Extracted text ::
*-*-*

- Directed by: Valeriy Priyomykhov
- Written by: Valeriy Priyomykhov
- Produced by: Galina Shadur Karen Shakhnazarov
- Starring: Yevgeny Krainov Artur Smolyaninov Valeriy Priyomykhov
- Cinematography: Aleksandr Nosovsky
- Edited by: Lyudmila Sviridenko
- Music by: Vladimir Martynov
- Production companies: Courier Film Studio Mosfilm
- Release date: 1998;
- Running time: 89 min.
- Country: Russia
- Language: Russian

= Who If Not Us =

Who If Not Us (Кто, если не мы) is a Russian drama film by actor and director Valeriy Priyomykhov.

Filming began in 1993, but due to lack of funding the film didn't appear on the screen for 5 years.

==Plot==
Dreaming to get rich, teenagers Snakes and Tolya plunder the city's department store and as a result one find themselves in a colony, another in a lycee, which differs little from a colony. Having learned truly what solitude is, Snake accidentally gets acquainted with Gennady, an old man just like him, alone and difficult, dismissed from the police.

*-*-*

Job A :: List every actor the film page names under "Starring".
The film page above and the entries after it are separate, unrelated material.

*-*-*

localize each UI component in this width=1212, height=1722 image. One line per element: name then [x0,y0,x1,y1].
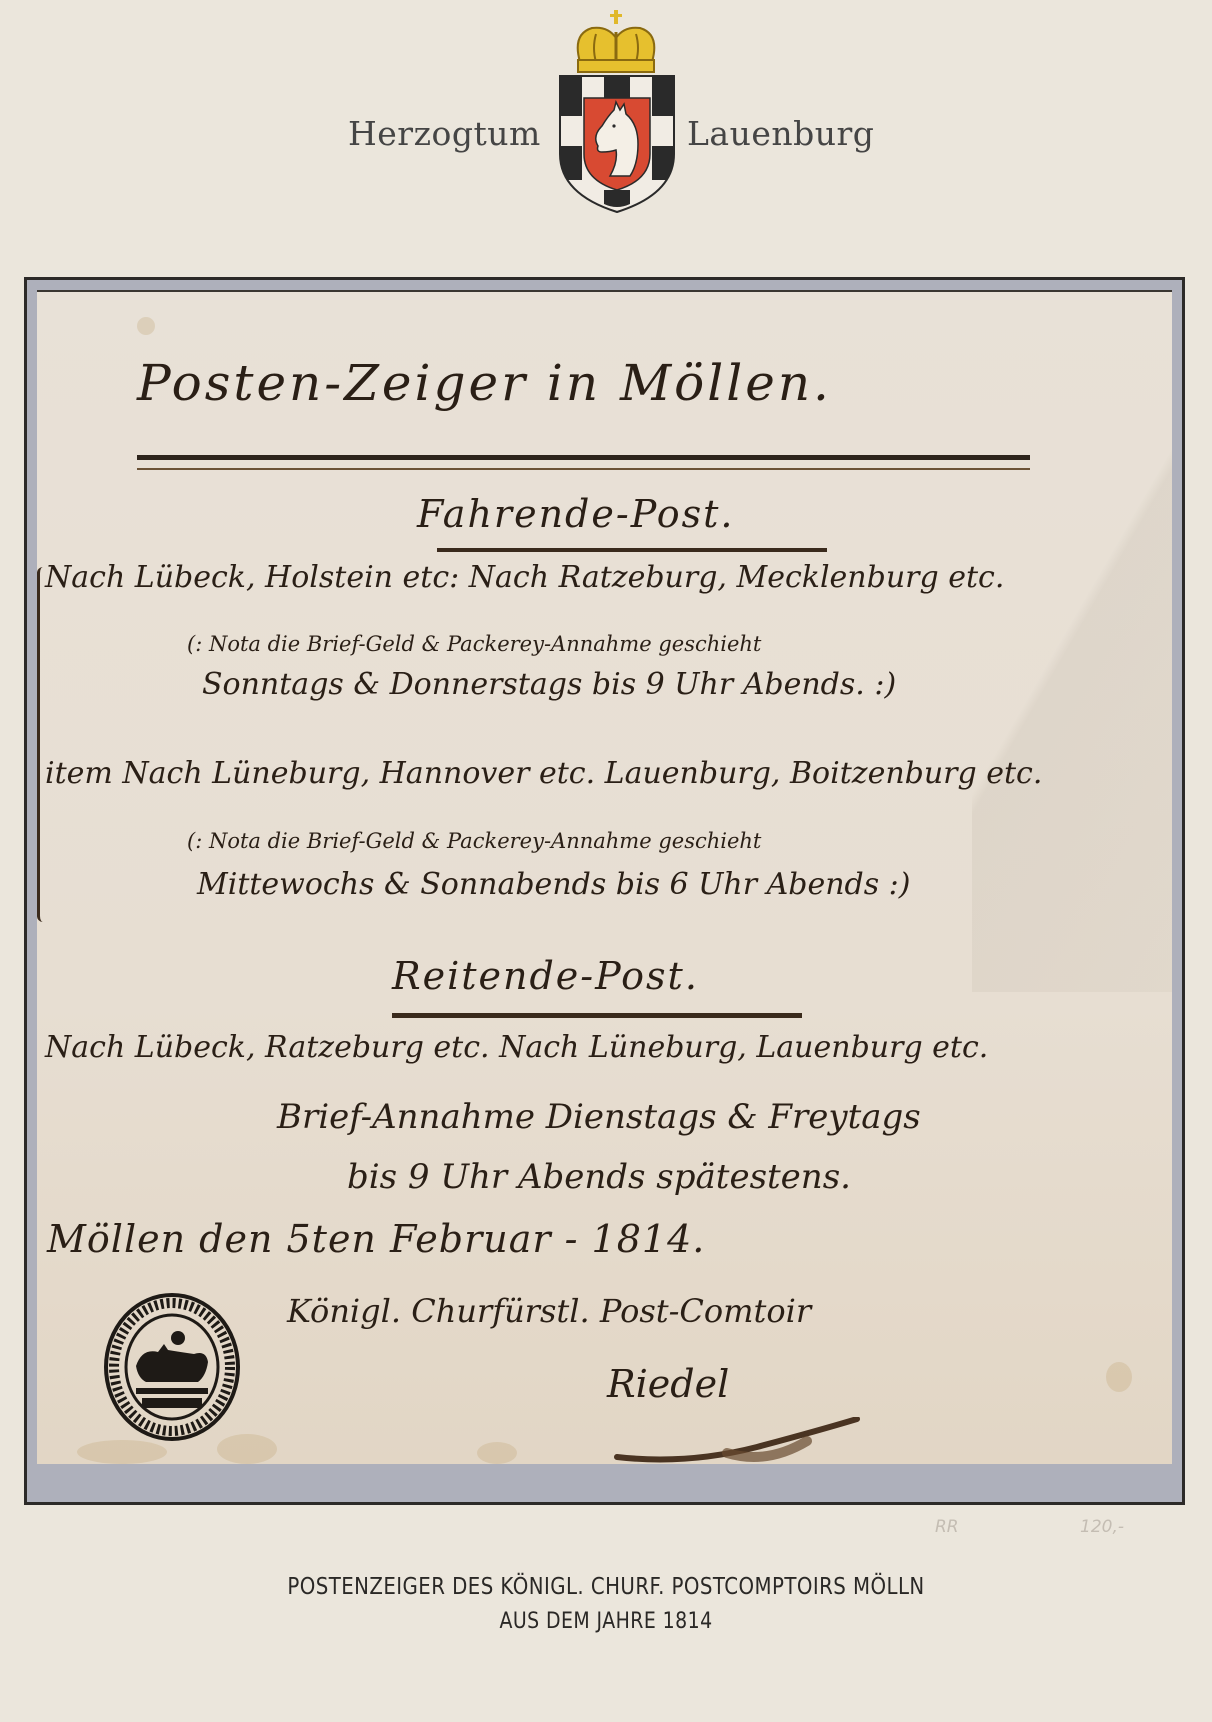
crown-icon [578,10,655,72]
paper-fold-shadow [972,292,1172,992]
document-mount-frame: Posten-Zeiger in Möllen. Fahrende-Post. … [24,277,1185,1505]
caption-line-2: AUS DEM JAHRE 1814 [85,1609,1127,1634]
album-page-header: Herzogtum Lauenburg [0,0,1212,250]
date-line: Möllen den 5ten Februar - 1814. [47,1217,705,1261]
signature: Riedel [607,1362,729,1406]
caption-line-1: POSTENZEIGER DES KÖNIGL. CHURF. POSTCOMP… [85,1574,1127,1600]
section-rule [437,548,827,552]
time-line: bis 9 Uhr Abends spätestens. [347,1157,851,1197]
days-line: Mittewochs & Sonnabends bis 6 Uhr Abends… [197,867,911,902]
historic-document: Posten-Zeiger in Möllen. Fahrende-Post. … [37,290,1172,1464]
section-rule [392,1013,802,1018]
section-heading-reitende-post: Reitende-Post. [392,954,699,998]
section-heading-fahrende-post: Fahrende-Post. [417,492,734,536]
paper-stain [77,1440,167,1464]
office-line: Königl. Churfürstl. Post-Comtoir [287,1292,811,1330]
route-line: item Nach Lüneburg, Hannover etc. Lauenb… [45,756,1042,791]
paper-stain [477,1442,517,1464]
note-line: (: Nota die Brief-Geld & Packerey-Annahm… [187,632,761,656]
route-line: Nach Lübeck, Ratzeburg etc. Nach Lünebur… [45,1030,988,1065]
route-line: Nach Lübeck, Holstein etc: Nach Ratzebur… [45,560,1004,595]
days-line: Brief-Annahme Dienstags & Freytags [277,1097,921,1137]
paper-stain [137,317,155,335]
pencil-note: 120,- [1080,1517,1124,1537]
bracket-mark [37,567,46,922]
post-seal-icon [102,1292,242,1442]
document-title: Posten-Zeiger in Möllen. [137,354,832,412]
title-rule-thick [137,455,1030,460]
title-rule-thin [137,468,1030,470]
signature-flourish-icon [607,1417,867,1464]
note-line: (: Nota die Brief-Geld & Packerey-Annahm… [187,829,761,853]
coat-of-arms-icon [558,4,678,214]
header-left-word: Herzogtum [348,114,541,153]
pencil-note: RR [935,1517,959,1537]
days-line: Sonntags & Donnerstags bis 9 Uhr Abends.… [202,667,896,702]
paper-stain [1106,1362,1132,1392]
shield-icon [560,76,674,212]
header-right-word: Lauenburg [687,114,874,153]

*-*-*

Job B :: Print verbatim everything in the entries from the line containing "crown-icon [578,10,655,72]" down to the line containing "album-page-header: Herzogtum Lauenburg", with both of those lines included.

Worked answer A :: Yevgeny Krainov, Artur Smolyaninov, Valeriy Priyomykhov

Worked answer B ::
crown-icon [578,10,655,72]
paper-fold-shadow [972,292,1172,992]
document-mount-frame: Posten-Zeiger in Möllen. Fahrende-Post. … [24,277,1185,1505]
caption-line-2: AUS DEM JAHRE 1814 [85,1609,1127,1634]
album-page-header: Herzogtum Lauenburg [0,0,1212,250]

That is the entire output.